┌─ Data for this exercise
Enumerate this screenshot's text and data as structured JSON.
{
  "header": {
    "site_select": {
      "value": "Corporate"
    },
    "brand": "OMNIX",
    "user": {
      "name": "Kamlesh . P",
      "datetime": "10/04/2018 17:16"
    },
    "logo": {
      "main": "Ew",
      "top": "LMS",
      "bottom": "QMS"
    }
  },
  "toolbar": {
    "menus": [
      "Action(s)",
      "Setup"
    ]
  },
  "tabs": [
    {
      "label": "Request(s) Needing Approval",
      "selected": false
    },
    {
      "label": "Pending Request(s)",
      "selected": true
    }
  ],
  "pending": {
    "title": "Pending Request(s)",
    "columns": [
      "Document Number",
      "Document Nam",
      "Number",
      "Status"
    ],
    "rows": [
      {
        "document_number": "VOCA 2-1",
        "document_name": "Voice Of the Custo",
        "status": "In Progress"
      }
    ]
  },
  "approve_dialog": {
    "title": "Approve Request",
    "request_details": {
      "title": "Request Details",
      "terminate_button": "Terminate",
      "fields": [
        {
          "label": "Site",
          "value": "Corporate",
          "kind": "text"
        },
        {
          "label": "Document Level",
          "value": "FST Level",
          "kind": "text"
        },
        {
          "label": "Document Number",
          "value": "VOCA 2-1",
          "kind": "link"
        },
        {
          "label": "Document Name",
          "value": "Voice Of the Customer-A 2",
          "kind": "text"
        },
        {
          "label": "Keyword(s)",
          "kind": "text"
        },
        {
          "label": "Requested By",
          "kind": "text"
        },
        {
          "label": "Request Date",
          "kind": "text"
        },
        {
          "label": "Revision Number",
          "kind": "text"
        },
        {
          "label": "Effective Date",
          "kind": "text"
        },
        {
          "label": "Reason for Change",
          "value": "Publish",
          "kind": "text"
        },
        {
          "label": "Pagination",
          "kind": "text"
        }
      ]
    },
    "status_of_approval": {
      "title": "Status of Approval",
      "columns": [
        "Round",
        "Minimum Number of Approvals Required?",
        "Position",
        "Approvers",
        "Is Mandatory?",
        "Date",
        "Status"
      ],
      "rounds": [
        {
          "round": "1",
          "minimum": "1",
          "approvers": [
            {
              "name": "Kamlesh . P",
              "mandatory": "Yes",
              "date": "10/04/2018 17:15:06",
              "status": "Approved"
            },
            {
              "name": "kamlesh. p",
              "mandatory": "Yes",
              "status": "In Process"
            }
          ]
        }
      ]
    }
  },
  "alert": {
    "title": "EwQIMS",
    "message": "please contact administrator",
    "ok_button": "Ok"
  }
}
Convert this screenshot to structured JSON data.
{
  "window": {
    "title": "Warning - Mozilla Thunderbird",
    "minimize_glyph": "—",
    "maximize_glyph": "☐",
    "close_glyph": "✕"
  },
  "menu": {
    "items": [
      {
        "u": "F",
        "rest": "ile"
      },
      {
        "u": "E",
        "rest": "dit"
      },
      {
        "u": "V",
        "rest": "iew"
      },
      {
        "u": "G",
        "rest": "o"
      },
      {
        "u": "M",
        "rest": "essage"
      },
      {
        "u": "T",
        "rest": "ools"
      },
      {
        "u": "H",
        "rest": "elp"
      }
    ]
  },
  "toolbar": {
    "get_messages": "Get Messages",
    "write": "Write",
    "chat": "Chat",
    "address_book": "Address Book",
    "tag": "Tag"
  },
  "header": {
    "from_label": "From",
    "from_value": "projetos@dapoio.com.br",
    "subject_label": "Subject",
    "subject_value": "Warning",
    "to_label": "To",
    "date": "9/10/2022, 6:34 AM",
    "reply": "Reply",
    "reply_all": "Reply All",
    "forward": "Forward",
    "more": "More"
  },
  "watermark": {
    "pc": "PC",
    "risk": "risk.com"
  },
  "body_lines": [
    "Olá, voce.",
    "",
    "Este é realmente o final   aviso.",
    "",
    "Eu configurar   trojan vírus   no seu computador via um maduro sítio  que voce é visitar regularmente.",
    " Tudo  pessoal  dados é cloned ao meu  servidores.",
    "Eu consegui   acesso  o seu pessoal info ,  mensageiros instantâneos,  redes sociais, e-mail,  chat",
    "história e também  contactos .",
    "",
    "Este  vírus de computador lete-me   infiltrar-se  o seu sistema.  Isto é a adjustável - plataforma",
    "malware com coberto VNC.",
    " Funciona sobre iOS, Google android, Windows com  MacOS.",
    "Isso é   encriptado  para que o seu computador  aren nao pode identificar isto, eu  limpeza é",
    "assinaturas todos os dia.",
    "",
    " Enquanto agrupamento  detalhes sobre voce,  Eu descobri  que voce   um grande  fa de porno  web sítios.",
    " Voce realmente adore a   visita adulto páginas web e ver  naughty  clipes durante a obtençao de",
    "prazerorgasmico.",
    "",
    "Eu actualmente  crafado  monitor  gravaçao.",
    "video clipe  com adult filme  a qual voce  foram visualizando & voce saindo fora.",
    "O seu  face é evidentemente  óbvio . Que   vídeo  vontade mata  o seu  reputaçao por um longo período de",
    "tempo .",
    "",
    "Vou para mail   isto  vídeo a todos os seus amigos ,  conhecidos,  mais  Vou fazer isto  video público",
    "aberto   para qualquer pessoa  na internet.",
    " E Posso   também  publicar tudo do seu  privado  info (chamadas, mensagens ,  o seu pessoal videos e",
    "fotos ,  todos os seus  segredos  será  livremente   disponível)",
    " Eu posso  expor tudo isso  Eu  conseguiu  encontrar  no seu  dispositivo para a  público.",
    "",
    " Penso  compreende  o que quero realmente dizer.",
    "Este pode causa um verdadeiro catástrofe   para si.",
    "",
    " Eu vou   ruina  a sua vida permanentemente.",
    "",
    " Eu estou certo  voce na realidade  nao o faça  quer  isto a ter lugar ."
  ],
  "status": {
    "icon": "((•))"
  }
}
└─
# Problem:
Every entry must be quoted exactly as it appears above.

# Result of this exercise:
Enumerate this screenshot's text and data as structured JSON.
{
  "header": {
    "site_select": {
      "value": "Corporate"
    },
    "brand": "OMNIX",
    "user": {
      "name": "Kamlesh . P",
      "datetime": "10/04/2018 17:16"
    },
    "logo": {
      "main": "Ew",
      "top": "LMS",
      "bottom": "QMS"
    }
  },
  "toolbar": {
    "menus": [
      "Action(s)",
      "Setup"
    ]
  },
  "tabs": [
    {
      "label": "Request(s) Needing Approval",
      "selected": false
    },
    {
      "label": "Pending Request(s)",
      "selected": true
    }
  ],
  "pending": {
    "title": "Pending Request(s)",
    "columns": [
      "Document Number",
      "Document Nam",
      "Number",
      "Status"
    ],
    "rows": [
      {
        "document_number": "VOCA 2-1",
        "document_name": "Voice Of the Custo",
        "status": "In Progress"
      }
    ]
  },
  "approve_dialog": {
    "title": "Approve Request",
    "request_details": {
      "title": "Request Details",
      "terminate_button": "Terminate",
      "fields": [
        {
          "label": "Site",
          "value": "Corporate",
          "kind": "text"
        },
        {
          "label": "Document Level",
          "value": "FST Level",
          "kind": "text"
        },
        {
          "label": "Document Number",
          "value": "VOCA 2-1",
          "kind": "link"
        },
        {
          "label": "Document Name",
          "value": "Voice Of the Customer-A 2",
          "kind": "text"
        },
        {
          "label": "Keyword(s)",
          "kind": "text"
        },
        {
          "label": "Requested By",
          "kind": "text"
        },
        {
          "label": "Request Date",
          "kind": "text"
        },
        {
          "label": "Revision Number",
          "kind": "text"
        },
        {
          "label": "Effective Date",
          "kind": "text"
        },
        {
          "label": "Reason for Change",
          "value": "Publish",
          "kind": "text"
        },
        {
          "label": "Pagination",
          "kind": "text"
        }
      ]
    },
    "status_of_approval": {
      "title": "Status of Approval",
      "columns": [
        "Round",
        "Minimum Number of Approvals Required?",
        "Position",
        "Approvers",
        "Is Mandatory?",
        "Date",
        "Status"
      ],
      "rounds": [
        {
          "round": "1",
          "minimum": "1",
          "approvers": [
            {
              "name": "Kamlesh . P",
              "mandatory": "Yes",
              "date": "10/04/2018 17:15:06",
              "status": "Approved"
            },
            {
              "name": "kamlesh. p",
              "mandatory": "Yes",
              "status": "In Process"
            }
          ]
        }
      ]
    }
  },
  "alert": {
    "title": "EwQIMS",
    "message": "please contact administrator",
    "ok_button": "Ok"
  }
}
Convert this screenshot to structured JSON data.
{
  "window": {
    "title": "Warning - Mozilla Thunderbird",
    "minimize_glyph": "—",
    "maximize_glyph": "☐",
    "close_glyph": "✕"
  },
  "menu": {
    "items": [
      {
        "u": "F",
        "rest": "ile"
      },
      {
        "u": "E",
        "rest": "dit"
      },
      {
        "u": "V",
        "rest": "iew"
      },
      {
        "u": "G",
        "rest": "o"
      },
      {
        "u": "M",
        "rest": "essage"
      },
      {
        "u": "T",
        "rest": "ools"
      },
      {
        "u": "H",
        "rest": "elp"
      }
    ]
  },
  "toolbar": {
    "get_messages": "Get Messages",
    "write": "Write",
    "chat": "Chat",
    "address_book": "Address Book",
    "tag": "Tag"
  },
  "header": {
    "from_label": "From",
    "from_value": "projetos@dapoio.com.br",
    "subject_label": "Subject",
    "subject_value": "Warning",
    "to_label": "To",
    "date": "9/10/2022, 6:34 AM",
    "reply": "Reply",
    "reply_all": "Reply All",
    "forward": "Forward",
    "more": "More"
  },
  "watermark": {
    "pc": "PC",
    "risk": "risk.com"
  },
  "body_lines": [
    "Olá, voce.",
    "",
    "Este é realmente o final   aviso.",
    "",
    "Eu configurar   trojan vírus   no seu computador via um maduro sítio  que voce é visitar regularmente.",
    " Tudo  pessoal  dados é cloned ao meu  servidores.",
    "Eu consegui   acesso  o seu pessoal info ,  mensageiros instantâneos,  redes sociais, e-mail,  chat",
    "história e também  contactos .",
    "",
    "Este  vírus de computador lete-me   infiltrar-se  o seu sistema.  Isto é a adjustável - plataforma",
    "malware com coberto VNC.",
    " Funciona sobre iOS, Google android, Windows com  MacOS.",
    "Isso é   encriptado  para que o seu computador  aren nao pode identificar isto, eu  limpeza é",
    "assinaturas todos os dia.",
    "",
    " Enquanto agrupamento  detalhes sobre voce,  Eu descobri  que voce   um grande  fa de porno  web sítios.",
    " Voce realmente adore a   visita adulto páginas web e ver  naughty  clipes durante a obtençao de",
    "prazerorgasmico.",
    "",
    "Eu actualmente  crafado  monitor  gravaçao.",
    "video clipe  com adult filme  a qual voce  foram visualizando & voce saindo fora.",
    "O seu  face é evidentemente  óbvio . Que   vídeo  vontade mata  o seu  reputaçao por um longo período de",
    "tempo .",
    "",
    "Vou para mail   isto  vídeo a todos os seus amigos ,  conhecidos,  mais  Vou fazer isto  video público",
    "aberto   para qualquer pessoa  na internet.",
    " E Posso   também  publicar tudo do seu  privado  info (chamadas, mensagens ,  o seu pessoal videos e",
    "fotos ,  todos os seus  segredos  será  livremente   disponível)",
    " Eu posso  expor tudo isso  Eu  conseguiu  encontrar  no seu  dispositivo para a  público.",
    "",
    " Penso  compreende  o que quero realmente dizer.",
    "Este pode causa um verdadeiro catástrofe   para si.",
    "",
    " Eu vou   ruina  a sua vida permanentemente.",
    "",
    " Eu estou certo  voce na realidade  nao o faça  quer  isto a ter lugar ."
  ],
  "status": {
    "icon": "((•))"
  }
}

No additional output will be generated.